Data supplied
※ ※ ※

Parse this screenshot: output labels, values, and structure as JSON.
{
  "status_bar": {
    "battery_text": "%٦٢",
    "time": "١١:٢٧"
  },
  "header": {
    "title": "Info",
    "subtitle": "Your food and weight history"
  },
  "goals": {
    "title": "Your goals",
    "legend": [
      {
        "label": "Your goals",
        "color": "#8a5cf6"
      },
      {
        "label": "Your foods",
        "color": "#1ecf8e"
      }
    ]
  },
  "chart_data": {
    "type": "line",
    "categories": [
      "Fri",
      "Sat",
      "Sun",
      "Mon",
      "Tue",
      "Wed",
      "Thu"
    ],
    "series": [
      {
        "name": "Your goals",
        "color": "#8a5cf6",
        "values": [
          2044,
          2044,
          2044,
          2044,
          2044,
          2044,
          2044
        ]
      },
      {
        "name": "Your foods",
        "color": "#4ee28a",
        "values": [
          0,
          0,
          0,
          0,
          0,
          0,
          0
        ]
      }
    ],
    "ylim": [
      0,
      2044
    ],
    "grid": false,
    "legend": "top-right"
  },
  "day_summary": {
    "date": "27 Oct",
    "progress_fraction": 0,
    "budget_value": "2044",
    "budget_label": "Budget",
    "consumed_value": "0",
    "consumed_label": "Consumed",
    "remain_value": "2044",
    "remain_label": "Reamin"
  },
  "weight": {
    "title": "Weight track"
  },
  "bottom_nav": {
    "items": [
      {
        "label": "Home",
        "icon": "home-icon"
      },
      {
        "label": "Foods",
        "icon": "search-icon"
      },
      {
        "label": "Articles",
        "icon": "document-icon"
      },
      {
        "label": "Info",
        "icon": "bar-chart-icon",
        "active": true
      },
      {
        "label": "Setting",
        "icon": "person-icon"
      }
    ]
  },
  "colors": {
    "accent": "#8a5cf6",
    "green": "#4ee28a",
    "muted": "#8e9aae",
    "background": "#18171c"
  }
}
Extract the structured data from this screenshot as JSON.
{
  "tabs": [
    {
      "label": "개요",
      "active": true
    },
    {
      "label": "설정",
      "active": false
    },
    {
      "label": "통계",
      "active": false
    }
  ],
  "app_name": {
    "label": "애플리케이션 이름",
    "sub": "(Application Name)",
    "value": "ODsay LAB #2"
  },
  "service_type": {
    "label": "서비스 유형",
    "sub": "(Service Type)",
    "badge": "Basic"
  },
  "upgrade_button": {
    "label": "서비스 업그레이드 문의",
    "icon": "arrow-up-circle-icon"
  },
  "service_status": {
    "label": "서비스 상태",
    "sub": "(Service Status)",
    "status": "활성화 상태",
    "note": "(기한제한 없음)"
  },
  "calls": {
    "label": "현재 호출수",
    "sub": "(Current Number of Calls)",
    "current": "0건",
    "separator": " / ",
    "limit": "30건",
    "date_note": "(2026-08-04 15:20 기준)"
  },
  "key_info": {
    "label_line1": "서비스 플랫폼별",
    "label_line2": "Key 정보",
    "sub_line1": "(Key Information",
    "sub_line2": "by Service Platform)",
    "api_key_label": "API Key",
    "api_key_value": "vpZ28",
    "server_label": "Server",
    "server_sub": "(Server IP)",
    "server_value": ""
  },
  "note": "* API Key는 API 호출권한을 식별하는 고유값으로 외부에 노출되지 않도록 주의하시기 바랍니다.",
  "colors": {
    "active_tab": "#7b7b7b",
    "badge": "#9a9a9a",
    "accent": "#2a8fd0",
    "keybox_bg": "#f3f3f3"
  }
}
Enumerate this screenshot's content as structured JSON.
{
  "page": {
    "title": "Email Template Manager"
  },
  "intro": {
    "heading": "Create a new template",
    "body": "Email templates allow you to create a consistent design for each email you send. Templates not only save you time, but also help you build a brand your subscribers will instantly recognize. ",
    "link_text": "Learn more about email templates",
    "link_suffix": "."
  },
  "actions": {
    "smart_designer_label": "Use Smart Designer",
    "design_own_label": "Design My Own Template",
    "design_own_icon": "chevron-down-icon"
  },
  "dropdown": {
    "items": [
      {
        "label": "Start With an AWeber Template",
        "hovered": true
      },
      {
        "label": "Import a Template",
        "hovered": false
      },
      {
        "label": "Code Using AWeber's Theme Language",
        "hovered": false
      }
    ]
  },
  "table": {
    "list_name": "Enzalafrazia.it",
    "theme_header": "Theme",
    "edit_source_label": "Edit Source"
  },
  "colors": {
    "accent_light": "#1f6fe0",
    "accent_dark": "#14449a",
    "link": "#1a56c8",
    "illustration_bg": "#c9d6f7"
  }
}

※ ※ ※

What you need to do
Your task is to extract all of the records exactly.

Answer
Parse this screenshot: output labels, values, and structure as JSON.
{
  "status_bar": {
    "battery_text": "%٦٢",
    "time": "١١:٢٧"
  },
  "header": {
    "title": "Info",
    "subtitle": "Your food and weight history"
  },
  "goals": {
    "title": "Your goals",
    "legend": [
      {
        "label": "Your goals",
        "color": "#8a5cf6"
      },
      {
        "label": "Your foods",
        "color": "#1ecf8e"
      }
    ]
  },
  "chart_data": {
    "type": "line",
    "categories": [
      "Fri",
      "Sat",
      "Sun",
      "Mon",
      "Tue",
      "Wed",
      "Thu"
    ],
    "series": [
      {
        "name": "Your goals",
        "color": "#8a5cf6",
        "values": [
          2044,
          2044,
          2044,
          2044,
          2044,
          2044,
          2044
        ]
      },
      {
        "name": "Your foods",
        "color": "#4ee28a",
        "values": [
          0,
          0,
          0,
          0,
          0,
          0,
          0
        ]
      }
    ],
    "ylim": [
      0,
      2044
    ],
    "grid": false,
    "legend": "top-right"
  },
  "day_summary": {
    "date": "27 Oct",
    "progress_fraction": 0,
    "budget_value": "2044",
    "budget_label": "Budget",
    "consumed_value": "0",
    "consumed_label": "Consumed",
    "remain_value": "2044",
    "remain_label": "Reamin"
  },
  "weight": {
    "title": "Weight track"
  },
  "bottom_nav": {
    "items": [
      {
        "label": "Home",
        "icon": "home-icon"
      },
      {
        "label": "Foods",
        "icon": "search-icon"
      },
      {
        "label": "Articles",
        "icon": "document-icon"
      },
      {
        "label": "Info",
        "icon": "bar-chart-icon",
        "active": true
      },
      {
        "label": "Setting",
        "icon": "person-icon"
      }
    ]
  },
  "colors": {
    "accent": "#8a5cf6",
    "green": "#4ee28a",
    "muted": "#8e9aae",
    "background": "#18171c"
  }
}
Extract the structured data from this screenshot as JSON.
{
  "tabs": [
    {
      "label": "개요",
      "active": true
    },
    {
      "label": "설정",
      "active": false
    },
    {
      "label": "통계",
      "active": false
    }
  ],
  "app_name": {
    "label": "애플리케이션 이름",
    "sub": "(Application Name)",
    "value": "ODsay LAB #2"
  },
  "service_type": {
    "label": "서비스 유형",
    "sub": "(Service Type)",
    "badge": "Basic"
  },
  "upgrade_button": {
    "label": "서비스 업그레이드 문의",
    "icon": "arrow-up-circle-icon"
  },
  "service_status": {
    "label": "서비스 상태",
    "sub": "(Service Status)",
    "status": "활성화 상태",
    "note": "(기한제한 없음)"
  },
  "calls": {
    "label": "현재 호출수",
    "sub": "(Current Number of Calls)",
    "current": "0건",
    "separator": " / ",
    "limit": "30건",
    "date_note": "(2026-08-04 15:20 기준)"
  },
  "key_info": {
    "label_line1": "서비스 플랫폼별",
    "label_line2": "Key 정보",
    "sub_line1": "(Key Information",
    "sub_line2": "by Service Platform)",
    "api_key_label": "API Key",
    "api_key_value": "vpZ28",
    "server_label": "Server",
    "server_sub": "(Server IP)",
    "server_value": ""
  },
  "note": "* API Key는 API 호출권한을 식별하는 고유값으로 외부에 노출되지 않도록 주의하시기 바랍니다.",
  "colors": {
    "active_tab": "#7b7b7b",
    "badge": "#9a9a9a",
    "accent": "#2a8fd0",
    "keybox_bg": "#f3f3f3"
  }
}
Enumerate this screenshot's content as structured JSON.
{
  "page": {
    "title": "Email Template Manager"
  },
  "intro": {
    "heading": "Create a new template",
    "body": "Email templates allow you to create a consistent design for each email you send. Templates not only save you time, but also help you build a brand your subscribers will instantly recognize. ",
    "link_text": "Learn more about email templates",
    "link_suffix": "."
  },
  "actions": {
    "smart_designer_label": "Use Smart Designer",
    "design_own_label": "Design My Own Template",
    "design_own_icon": "chevron-down-icon"
  },
  "dropdown": {
    "items": [
      {
        "label": "Start With an AWeber Template",
        "hovered": true
      },
      {
        "label": "Import a Template",
        "hovered": false
      },
      {
        "label": "Code Using AWeber's Theme Language",
        "hovered": false
      }
    ]
  },
  "table": {
    "list_name": "Enzalafrazia.it",
    "theme_header": "Theme",
    "edit_source_label": "Edit Source"
  },
  "colors": {
    "accent_light": "#1f6fe0",
    "accent_dark": "#14449a",
    "link": "#1a56c8",
    "illustration_bg": "#c9d6f7"
  }
}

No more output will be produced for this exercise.